Box annotation data
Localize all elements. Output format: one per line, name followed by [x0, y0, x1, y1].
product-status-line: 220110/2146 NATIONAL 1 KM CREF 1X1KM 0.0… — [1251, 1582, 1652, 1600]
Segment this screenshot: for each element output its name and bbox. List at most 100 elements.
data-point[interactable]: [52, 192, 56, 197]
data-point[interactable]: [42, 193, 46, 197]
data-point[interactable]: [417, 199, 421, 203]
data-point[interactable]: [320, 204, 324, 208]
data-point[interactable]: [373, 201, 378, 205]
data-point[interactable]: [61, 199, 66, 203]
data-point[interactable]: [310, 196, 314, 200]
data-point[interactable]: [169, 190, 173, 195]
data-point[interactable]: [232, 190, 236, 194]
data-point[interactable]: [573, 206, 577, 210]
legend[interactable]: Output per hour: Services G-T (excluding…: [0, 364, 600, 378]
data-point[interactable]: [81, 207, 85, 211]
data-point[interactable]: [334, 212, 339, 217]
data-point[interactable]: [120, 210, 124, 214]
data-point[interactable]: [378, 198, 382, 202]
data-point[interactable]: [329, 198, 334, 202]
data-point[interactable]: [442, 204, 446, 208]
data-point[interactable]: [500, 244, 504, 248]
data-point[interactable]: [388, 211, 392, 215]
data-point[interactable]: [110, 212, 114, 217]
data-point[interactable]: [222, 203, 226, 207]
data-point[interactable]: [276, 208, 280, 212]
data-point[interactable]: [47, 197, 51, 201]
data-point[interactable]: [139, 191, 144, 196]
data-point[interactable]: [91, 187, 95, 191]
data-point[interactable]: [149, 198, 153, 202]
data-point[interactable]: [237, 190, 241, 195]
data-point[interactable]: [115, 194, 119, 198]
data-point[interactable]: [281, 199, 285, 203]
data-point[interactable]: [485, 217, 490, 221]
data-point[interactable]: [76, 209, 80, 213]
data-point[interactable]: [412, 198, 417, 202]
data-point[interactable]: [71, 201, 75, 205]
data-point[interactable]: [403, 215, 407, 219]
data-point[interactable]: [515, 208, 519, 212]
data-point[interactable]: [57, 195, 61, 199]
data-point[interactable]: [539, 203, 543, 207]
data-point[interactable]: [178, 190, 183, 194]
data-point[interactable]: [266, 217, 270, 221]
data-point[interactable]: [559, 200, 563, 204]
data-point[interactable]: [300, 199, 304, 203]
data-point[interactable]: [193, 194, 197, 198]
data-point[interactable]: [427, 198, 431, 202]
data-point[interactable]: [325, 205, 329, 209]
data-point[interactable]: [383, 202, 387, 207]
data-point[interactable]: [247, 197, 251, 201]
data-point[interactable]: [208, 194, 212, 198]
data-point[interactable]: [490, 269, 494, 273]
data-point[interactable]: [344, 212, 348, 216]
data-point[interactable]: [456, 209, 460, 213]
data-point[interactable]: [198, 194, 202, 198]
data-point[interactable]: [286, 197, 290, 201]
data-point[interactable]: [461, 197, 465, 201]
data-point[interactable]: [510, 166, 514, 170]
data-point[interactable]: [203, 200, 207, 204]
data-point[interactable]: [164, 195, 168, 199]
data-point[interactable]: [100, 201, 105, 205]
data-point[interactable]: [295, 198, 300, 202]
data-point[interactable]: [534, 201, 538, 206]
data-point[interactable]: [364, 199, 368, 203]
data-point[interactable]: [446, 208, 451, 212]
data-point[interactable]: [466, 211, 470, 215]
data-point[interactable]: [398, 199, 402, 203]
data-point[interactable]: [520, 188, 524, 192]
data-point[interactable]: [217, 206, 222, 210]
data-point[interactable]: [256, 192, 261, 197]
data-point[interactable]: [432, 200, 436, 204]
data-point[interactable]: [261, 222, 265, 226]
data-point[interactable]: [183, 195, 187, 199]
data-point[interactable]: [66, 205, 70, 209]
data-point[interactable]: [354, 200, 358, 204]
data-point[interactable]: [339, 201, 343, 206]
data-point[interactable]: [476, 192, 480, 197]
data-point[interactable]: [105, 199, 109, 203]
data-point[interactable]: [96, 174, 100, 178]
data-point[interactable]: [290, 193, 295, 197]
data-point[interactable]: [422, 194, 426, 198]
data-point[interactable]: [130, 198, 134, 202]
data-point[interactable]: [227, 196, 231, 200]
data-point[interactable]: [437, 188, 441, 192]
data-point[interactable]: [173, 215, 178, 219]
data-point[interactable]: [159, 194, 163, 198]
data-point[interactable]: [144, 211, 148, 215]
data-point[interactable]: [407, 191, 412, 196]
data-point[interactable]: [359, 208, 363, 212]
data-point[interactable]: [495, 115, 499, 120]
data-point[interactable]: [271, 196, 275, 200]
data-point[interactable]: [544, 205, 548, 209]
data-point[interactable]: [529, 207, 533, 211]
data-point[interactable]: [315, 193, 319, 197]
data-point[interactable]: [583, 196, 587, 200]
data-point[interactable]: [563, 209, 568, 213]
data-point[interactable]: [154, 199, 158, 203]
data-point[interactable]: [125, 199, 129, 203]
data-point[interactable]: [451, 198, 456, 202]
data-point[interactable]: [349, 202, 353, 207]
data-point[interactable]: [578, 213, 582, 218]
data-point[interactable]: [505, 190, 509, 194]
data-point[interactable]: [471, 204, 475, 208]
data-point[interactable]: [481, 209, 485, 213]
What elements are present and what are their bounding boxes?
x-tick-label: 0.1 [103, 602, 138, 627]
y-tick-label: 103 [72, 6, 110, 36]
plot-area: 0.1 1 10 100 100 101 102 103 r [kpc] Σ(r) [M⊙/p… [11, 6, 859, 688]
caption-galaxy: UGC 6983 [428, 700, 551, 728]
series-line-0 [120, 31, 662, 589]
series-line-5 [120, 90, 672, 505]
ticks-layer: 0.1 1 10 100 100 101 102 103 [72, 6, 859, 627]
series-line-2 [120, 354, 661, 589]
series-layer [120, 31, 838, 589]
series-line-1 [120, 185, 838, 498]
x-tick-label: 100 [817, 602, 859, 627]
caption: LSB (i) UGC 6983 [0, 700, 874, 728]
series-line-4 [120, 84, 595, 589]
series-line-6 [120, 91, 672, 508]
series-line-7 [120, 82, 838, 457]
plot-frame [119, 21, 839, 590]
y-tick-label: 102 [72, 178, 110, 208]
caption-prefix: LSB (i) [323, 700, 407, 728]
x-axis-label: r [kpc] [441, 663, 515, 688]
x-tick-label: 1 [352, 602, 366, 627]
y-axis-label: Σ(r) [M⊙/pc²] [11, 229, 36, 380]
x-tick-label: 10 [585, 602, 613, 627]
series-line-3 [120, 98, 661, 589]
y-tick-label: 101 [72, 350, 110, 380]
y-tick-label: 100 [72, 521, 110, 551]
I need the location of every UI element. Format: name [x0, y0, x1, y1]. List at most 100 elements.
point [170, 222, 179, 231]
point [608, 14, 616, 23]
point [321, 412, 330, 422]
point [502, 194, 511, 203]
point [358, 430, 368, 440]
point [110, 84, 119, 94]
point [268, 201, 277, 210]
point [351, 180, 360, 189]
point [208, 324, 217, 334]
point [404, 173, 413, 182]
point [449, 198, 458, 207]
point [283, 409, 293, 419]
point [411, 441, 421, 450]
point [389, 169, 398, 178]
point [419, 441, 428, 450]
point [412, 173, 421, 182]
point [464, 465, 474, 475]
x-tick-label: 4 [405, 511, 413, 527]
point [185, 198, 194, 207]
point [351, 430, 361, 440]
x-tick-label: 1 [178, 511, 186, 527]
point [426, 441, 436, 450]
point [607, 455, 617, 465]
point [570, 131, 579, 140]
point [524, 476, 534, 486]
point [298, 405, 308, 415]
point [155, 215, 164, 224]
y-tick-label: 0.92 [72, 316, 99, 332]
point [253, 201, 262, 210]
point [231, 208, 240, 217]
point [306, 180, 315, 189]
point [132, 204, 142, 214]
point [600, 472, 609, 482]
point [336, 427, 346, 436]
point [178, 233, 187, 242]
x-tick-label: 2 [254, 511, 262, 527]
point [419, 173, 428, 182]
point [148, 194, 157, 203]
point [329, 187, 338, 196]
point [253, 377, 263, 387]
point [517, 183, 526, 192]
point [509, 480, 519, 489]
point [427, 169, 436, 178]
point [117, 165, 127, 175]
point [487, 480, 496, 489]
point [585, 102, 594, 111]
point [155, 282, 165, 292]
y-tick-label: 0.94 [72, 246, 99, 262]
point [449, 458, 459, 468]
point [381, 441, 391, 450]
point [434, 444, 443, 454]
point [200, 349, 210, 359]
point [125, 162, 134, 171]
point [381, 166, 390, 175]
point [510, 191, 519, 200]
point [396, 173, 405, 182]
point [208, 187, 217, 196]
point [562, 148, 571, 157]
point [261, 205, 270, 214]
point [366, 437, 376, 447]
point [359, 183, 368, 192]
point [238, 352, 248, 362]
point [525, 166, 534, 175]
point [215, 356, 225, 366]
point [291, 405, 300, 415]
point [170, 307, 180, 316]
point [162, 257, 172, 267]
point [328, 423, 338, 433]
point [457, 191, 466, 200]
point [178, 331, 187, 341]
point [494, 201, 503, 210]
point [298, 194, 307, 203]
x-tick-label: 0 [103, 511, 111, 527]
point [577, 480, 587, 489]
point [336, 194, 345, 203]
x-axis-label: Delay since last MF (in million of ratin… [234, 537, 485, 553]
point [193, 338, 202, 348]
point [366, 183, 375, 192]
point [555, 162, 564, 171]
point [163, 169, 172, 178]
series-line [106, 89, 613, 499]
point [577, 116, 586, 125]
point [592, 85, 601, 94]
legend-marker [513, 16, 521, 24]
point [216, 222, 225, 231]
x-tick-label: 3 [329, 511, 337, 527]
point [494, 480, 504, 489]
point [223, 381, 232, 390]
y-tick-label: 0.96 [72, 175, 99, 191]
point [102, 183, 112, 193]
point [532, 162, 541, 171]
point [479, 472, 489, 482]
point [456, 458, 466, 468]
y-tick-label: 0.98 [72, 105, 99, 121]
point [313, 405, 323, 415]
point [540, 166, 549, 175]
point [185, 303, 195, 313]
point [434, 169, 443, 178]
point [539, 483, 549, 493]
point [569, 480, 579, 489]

Work to be completed: Turn the rows above, from the very first one through the line containing "data-point[interactable]: [169, 190, 173, 195]", into a numbered list, leaving out any blank lines.

Answer for the task:
1. Localize all elements. Output format: one per line, name followed by [x0, y0, x1, y1].
2. product-status-line: 220110/2146 NATIONAL 1 KM CREF 1X1KM 0.0… — [1251, 1582, 1652, 1600]
3. Segment this screenshot: for each element output its name and bbox. List at most 100 elements.
4. data-point[interactable]: [52, 192, 56, 197]
5. data-point[interactable]: [42, 193, 46, 197]
6. data-point[interactable]: [417, 199, 421, 203]
7. data-point[interactable]: [320, 204, 324, 208]
8. data-point[interactable]: [373, 201, 378, 205]
9. data-point[interactable]: [61, 199, 66, 203]
10. data-point[interactable]: [310, 196, 314, 200]
11. data-point[interactable]: [169, 190, 173, 195]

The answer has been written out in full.